[Objective]: Make an exact copy of all the entries, with the pictures left out.
===============
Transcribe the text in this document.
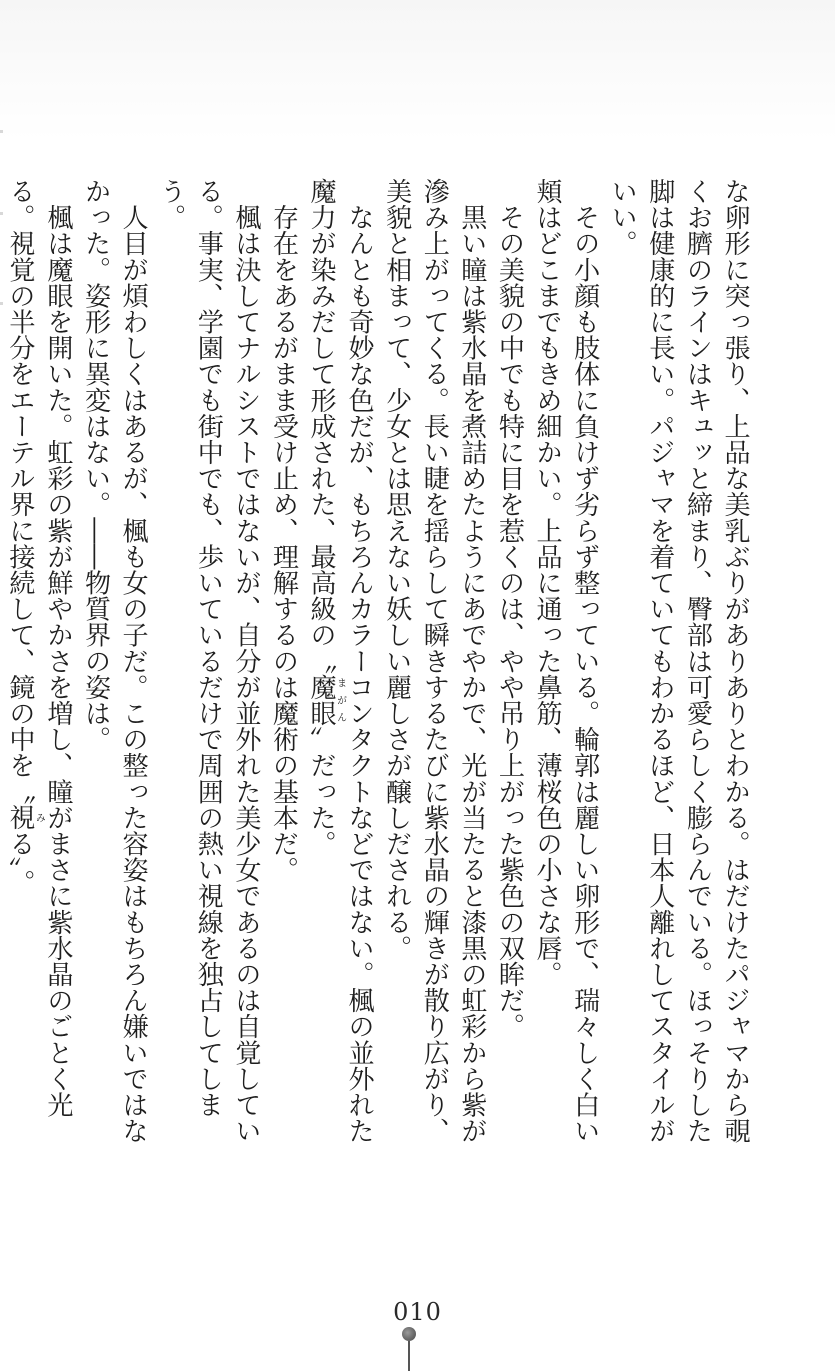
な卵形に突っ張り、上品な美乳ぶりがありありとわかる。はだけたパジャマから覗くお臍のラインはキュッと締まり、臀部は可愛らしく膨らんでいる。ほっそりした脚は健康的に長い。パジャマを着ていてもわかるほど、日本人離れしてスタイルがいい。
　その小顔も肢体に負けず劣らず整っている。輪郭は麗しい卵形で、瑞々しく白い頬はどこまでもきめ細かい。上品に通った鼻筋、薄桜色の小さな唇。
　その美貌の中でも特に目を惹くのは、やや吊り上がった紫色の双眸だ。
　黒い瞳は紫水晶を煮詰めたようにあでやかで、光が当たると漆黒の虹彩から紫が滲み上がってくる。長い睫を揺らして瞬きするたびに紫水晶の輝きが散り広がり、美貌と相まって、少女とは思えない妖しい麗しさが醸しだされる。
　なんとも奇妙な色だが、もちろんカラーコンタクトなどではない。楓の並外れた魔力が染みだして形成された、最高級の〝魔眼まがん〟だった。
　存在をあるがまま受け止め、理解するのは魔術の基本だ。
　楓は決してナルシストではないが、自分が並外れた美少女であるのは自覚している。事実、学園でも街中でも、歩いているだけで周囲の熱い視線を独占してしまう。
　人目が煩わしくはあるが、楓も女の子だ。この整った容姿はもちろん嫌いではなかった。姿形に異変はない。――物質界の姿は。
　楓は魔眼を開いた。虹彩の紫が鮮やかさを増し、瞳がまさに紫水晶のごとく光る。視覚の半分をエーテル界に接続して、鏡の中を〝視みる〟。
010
===============
[The answer]:
Transcribe the text in this document.
な卵形に突っ張り、上品な美乳ぶりがありありとわかる。はだけたパジャマから覗くお臍のラインはキュッと締まり、臀部は可愛らしく膨らんでいる。ほっそりした脚は健康的に長い。パジャマを着ていてもわかるほど、日本人離れしてスタイルがいい。
　その小顔も肢体に負けず劣らず整っている。輪郭は麗しい卵形で、瑞々しく白い頬はどこまでもきめ細かい。上品に通った鼻筋、薄桜色の小さな唇。
　その美貌の中でも特に目を惹くのは、やや吊り上がった紫色の双眸だ。
　黒い瞳は紫水晶を煮詰めたようにあでやかで、光が当たると漆黒の虹彩から紫が滲み上がってくる。長い睫を揺らして瞬きするたびに紫水晶の輝きが散り広がり、美貌と相まって、少女とは思えない妖しい麗しさが醸しだされる。
　なんとも奇妙な色だが、もちろんカラーコンタクトなどではない。楓の並外れた魔力が染みだして形成された、最高級の〝魔眼まがん〟だった。
　存在をあるがまま受け止め、理解するのは魔術の基本だ。
　楓は決してナルシストではないが、自分が並外れた美少女であるのは自覚している。事実、学園でも街中でも、歩いているだけで周囲の熱い視線を独占してしまう。
　人目が煩わしくはあるが、楓も女の子だ。この整った容姿はもちろん嫌いではなかった。姿形に異変はない。――物質界の姿は。
　楓は魔眼を開いた。虹彩の紫が鮮やかさを増し、瞳がまさに紫水晶のごとく光る。視覚の半分をエーテル界に接続して、鏡の中を〝視みる〟。
010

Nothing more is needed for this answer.